● Raw records
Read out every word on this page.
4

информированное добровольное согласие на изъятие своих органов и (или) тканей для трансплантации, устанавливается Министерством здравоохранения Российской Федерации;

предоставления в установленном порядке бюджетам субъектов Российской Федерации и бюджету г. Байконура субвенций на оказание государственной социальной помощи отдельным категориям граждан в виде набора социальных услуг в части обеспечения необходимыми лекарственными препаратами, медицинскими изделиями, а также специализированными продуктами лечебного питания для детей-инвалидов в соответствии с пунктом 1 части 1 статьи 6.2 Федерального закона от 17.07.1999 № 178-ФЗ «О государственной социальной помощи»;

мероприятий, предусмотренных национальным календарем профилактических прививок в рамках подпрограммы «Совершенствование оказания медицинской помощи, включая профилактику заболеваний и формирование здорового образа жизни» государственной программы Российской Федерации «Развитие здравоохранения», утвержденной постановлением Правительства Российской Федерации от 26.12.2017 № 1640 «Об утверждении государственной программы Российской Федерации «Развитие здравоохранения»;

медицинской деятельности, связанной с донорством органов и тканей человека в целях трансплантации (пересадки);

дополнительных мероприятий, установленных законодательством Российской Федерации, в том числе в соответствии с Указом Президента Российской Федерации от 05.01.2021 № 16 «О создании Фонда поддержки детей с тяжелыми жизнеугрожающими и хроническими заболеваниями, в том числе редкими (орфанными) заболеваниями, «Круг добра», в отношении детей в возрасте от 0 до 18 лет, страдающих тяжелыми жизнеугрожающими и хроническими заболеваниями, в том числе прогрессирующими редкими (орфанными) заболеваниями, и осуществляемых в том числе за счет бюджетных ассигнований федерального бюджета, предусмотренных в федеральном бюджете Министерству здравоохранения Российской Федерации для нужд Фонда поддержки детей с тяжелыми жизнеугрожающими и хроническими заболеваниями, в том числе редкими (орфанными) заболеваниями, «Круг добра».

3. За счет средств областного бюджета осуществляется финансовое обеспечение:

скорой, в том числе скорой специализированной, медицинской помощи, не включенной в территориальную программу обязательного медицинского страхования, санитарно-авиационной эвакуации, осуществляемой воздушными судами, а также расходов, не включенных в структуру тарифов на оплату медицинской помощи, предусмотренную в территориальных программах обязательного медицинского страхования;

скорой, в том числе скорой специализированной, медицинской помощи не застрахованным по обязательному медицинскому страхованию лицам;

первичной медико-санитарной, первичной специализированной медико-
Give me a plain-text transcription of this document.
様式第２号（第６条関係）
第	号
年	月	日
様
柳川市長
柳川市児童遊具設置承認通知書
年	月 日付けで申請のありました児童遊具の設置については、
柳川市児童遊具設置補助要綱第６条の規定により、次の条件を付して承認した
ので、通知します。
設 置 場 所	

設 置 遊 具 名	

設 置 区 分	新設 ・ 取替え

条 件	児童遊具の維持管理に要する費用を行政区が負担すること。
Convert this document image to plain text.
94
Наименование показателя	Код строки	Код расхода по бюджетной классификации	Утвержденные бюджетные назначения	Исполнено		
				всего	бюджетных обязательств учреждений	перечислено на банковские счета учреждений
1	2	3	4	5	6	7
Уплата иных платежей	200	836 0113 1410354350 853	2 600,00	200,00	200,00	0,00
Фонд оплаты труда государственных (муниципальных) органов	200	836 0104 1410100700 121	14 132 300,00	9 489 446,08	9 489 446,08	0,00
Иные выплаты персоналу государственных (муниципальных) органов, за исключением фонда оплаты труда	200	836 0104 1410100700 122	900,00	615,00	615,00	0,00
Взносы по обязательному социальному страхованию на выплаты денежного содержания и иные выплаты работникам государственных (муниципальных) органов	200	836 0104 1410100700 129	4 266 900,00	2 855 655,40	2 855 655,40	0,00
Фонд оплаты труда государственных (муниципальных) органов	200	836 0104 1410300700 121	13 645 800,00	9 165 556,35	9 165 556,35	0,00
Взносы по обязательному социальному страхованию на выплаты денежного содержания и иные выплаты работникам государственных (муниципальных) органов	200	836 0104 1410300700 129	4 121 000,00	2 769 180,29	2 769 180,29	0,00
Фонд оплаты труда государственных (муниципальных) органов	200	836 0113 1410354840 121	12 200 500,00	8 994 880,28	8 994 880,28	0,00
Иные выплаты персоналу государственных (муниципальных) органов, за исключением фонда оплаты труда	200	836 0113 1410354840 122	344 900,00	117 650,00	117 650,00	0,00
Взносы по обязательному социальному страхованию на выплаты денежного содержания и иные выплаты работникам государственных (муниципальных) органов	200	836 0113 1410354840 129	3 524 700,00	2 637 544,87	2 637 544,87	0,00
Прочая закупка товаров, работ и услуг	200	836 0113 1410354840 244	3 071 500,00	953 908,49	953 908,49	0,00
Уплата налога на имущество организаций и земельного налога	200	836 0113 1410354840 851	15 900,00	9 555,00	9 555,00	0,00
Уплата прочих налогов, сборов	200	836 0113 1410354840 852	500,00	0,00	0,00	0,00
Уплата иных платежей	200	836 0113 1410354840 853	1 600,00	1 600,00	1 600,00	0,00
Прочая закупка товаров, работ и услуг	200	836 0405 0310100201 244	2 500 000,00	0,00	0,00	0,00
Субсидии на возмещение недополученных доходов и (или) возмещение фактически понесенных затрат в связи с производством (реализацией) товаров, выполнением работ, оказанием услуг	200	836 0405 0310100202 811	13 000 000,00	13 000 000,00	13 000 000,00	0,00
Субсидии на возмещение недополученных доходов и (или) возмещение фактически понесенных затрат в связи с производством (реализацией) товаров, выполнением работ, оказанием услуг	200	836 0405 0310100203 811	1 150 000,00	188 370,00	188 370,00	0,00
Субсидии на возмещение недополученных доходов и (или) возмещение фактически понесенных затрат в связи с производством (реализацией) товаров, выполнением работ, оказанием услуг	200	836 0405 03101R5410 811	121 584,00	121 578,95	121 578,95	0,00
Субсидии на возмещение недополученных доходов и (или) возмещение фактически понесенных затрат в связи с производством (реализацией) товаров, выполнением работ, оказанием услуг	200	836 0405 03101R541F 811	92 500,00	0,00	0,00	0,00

● Goal
From the preceding material, extract every line exactly.

● Reply
Read out every word on this page.
4

информированное добровольное согласие на изъятие своих органов и (или) тканей для трансплантации, устанавливается Министерством здравоохранения Российской Федерации;

предоставления в установленном порядке бюджетам субъектов Российской Федерации и бюджету г. Байконура субвенций на оказание государственной социальной помощи отдельным категориям граждан в виде набора социальных услуг в части обеспечения необходимыми лекарственными препаратами, медицинскими изделиями, а также специализированными продуктами лечебного питания для детей-инвалидов в соответствии с пунктом 1 части 1 статьи 6.2 Федерального закона от 17.07.1999 № 178-ФЗ «О государственной социальной помощи»;

мероприятий, предусмотренных национальным календарем профилактических прививок в рамках подпрограммы «Совершенствование оказания медицинской помощи, включая профилактику заболеваний и формирование здорового образа жизни» государственной программы Российской Федерации «Развитие здравоохранения», утвержденной постановлением Правительства Российской Федерации от 26.12.2017 № 1640 «Об утверждении государственной программы Российской Федерации «Развитие здравоохранения»;

медицинской деятельности, связанной с донорством органов и тканей человека в целях трансплантации (пересадки);

дополнительных мероприятий, установленных законодательством Российской Федерации, в том числе в соответствии с Указом Президента Российской Федерации от 05.01.2021 № 16 «О создании Фонда поддержки детей с тяжелыми жизнеугрожающими и хроническими заболеваниями, в том числе редкими (орфанными) заболеваниями, «Круг добра», в отношении детей в возрасте от 0 до 18 лет, страдающих тяжелыми жизнеугрожающими и хроническими заболеваниями, в том числе прогрессирующими редкими (орфанными) заболеваниями, и осуществляемых в том числе за счет бюджетных ассигнований федерального бюджета, предусмотренных в федеральном бюджете Министерству здравоохранения Российской Федерации для нужд Фонда поддержки детей с тяжелыми жизнеугрожающими и хроническими заболеваниями, в том числе редкими (орфанными) заболеваниями, «Круг добра».

3. За счет средств областного бюджета осуществляется финансовое обеспечение:

скорой, в том числе скорой специализированной, медицинской помощи, не включенной в территориальную программу обязательного медицинского страхования, санитарно-авиационной эвакуации, осуществляемой воздушными судами, а также расходов, не включенных в структуру тарифов на оплату медицинской помощи, предусмотренную в территориальных программах обязательного медицинского страхования;

скорой, в том числе скорой специализированной, медицинской помощи не застрахованным по обязательному медицинскому страхованию лицам;

первичной медико-санитарной, первичной специализированной медико-
Give me a plain-text transcription of this document.
様式第２号（第６条関係）
第	号
年	月	日
様
柳川市長
柳川市児童遊具設置承認通知書
年	月 日付けで申請のありました児童遊具の設置については、
柳川市児童遊具設置補助要綱第６条の規定により、次の条件を付して承認した
ので、通知します。
設 置 場 所	

設 置 遊 具 名	

設 置 区 分	新設 ・ 取替え

条 件	児童遊具の維持管理に要する費用を行政区が負担すること。
Convert this document image to plain text.
94
Наименование показателя	Код строки	Код расхода по бюджетной классификации	Утвержденные бюджетные назначения	Исполнено		
				всего	бюджетных обязательств учреждений	перечислено на банковские счета учреждений
1	2	3	4	5	6	7
Уплата иных платежей	200	836 0113 1410354350 853	2 600,00	200,00	200,00	0,00
Фонд оплаты труда государственных (муниципальных) органов	200	836 0104 1410100700 121	14 132 300,00	9 489 446,08	9 489 446,08	0,00
Иные выплаты персоналу государственных (муниципальных) органов, за исключением фонда оплаты труда	200	836 0104 1410100700 122	900,00	615,00	615,00	0,00
Взносы по обязательному социальному страхованию на выплаты денежного содержания и иные выплаты работникам государственных (муниципальных) органов	200	836 0104 1410100700 129	4 266 900,00	2 855 655,40	2 855 655,40	0,00
Фонд оплаты труда государственных (муниципальных) органов	200	836 0104 1410300700 121	13 645 800,00	9 165 556,35	9 165 556,35	0,00
Взносы по обязательному социальному страхованию на выплаты денежного содержания и иные выплаты работникам государственных (муниципальных) органов	200	836 0104 1410300700 129	4 121 000,00	2 769 180,29	2 769 180,29	0,00
Фонд оплаты труда государственных (муниципальных) органов	200	836 0113 1410354840 121	12 200 500,00	8 994 880,28	8 994 880,28	0,00
Иные выплаты персоналу государственных (муниципальных) органов, за исключением фонда оплаты труда	200	836 0113 1410354840 122	344 900,00	117 650,00	117 650,00	0,00
Взносы по обязательному социальному страхованию на выплаты денежного содержания и иные выплаты работникам государственных (муниципальных) органов	200	836 0113 1410354840 129	3 524 700,00	2 637 544,87	2 637 544,87	0,00
Прочая закупка товаров, работ и услуг	200	836 0113 1410354840 244	3 071 500,00	953 908,49	953 908,49	0,00
Уплата налога на имущество организаций и земельного налога	200	836 0113 1410354840 851	15 900,00	9 555,00	9 555,00	0,00
Уплата прочих налогов, сборов	200	836 0113 1410354840 852	500,00	0,00	0,00	0,00
Уплата иных платежей	200	836 0113 1410354840 853	1 600,00	1 600,00	1 600,00	0,00
Прочая закупка товаров, работ и услуг	200	836 0405 0310100201 244	2 500 000,00	0,00	0,00	0,00
Субсидии на возмещение недополученных доходов и (или) возмещение фактически понесенных затрат в связи с производством (реализацией) товаров, выполнением работ, оказанием услуг	200	836 0405 0310100202 811	13 000 000,00	13 000 000,00	13 000 000,00	0,00
Субсидии на возмещение недополученных доходов и (или) возмещение фактически понесенных затрат в связи с производством (реализацией) товаров, выполнением работ, оказанием услуг	200	836 0405 0310100203 811	1 150 000,00	188 370,00	188 370,00	0,00
Субсидии на возмещение недополученных доходов и (или) возмещение фактически понесенных затрат в связи с производством (реализацией) товаров, выполнением работ, оказанием услуг	200	836 0405 03101R5410 811	121 584,00	121 578,95	121 578,95	0,00
Субсидии на возмещение недополученных доходов и (или) возмещение фактически понесенных затрат в связи с производством (реализацией) товаров, выполнением работ, оказанием услуг	200	836 0405 03101R541F 811	92 500,00	0,00	0,00	0,00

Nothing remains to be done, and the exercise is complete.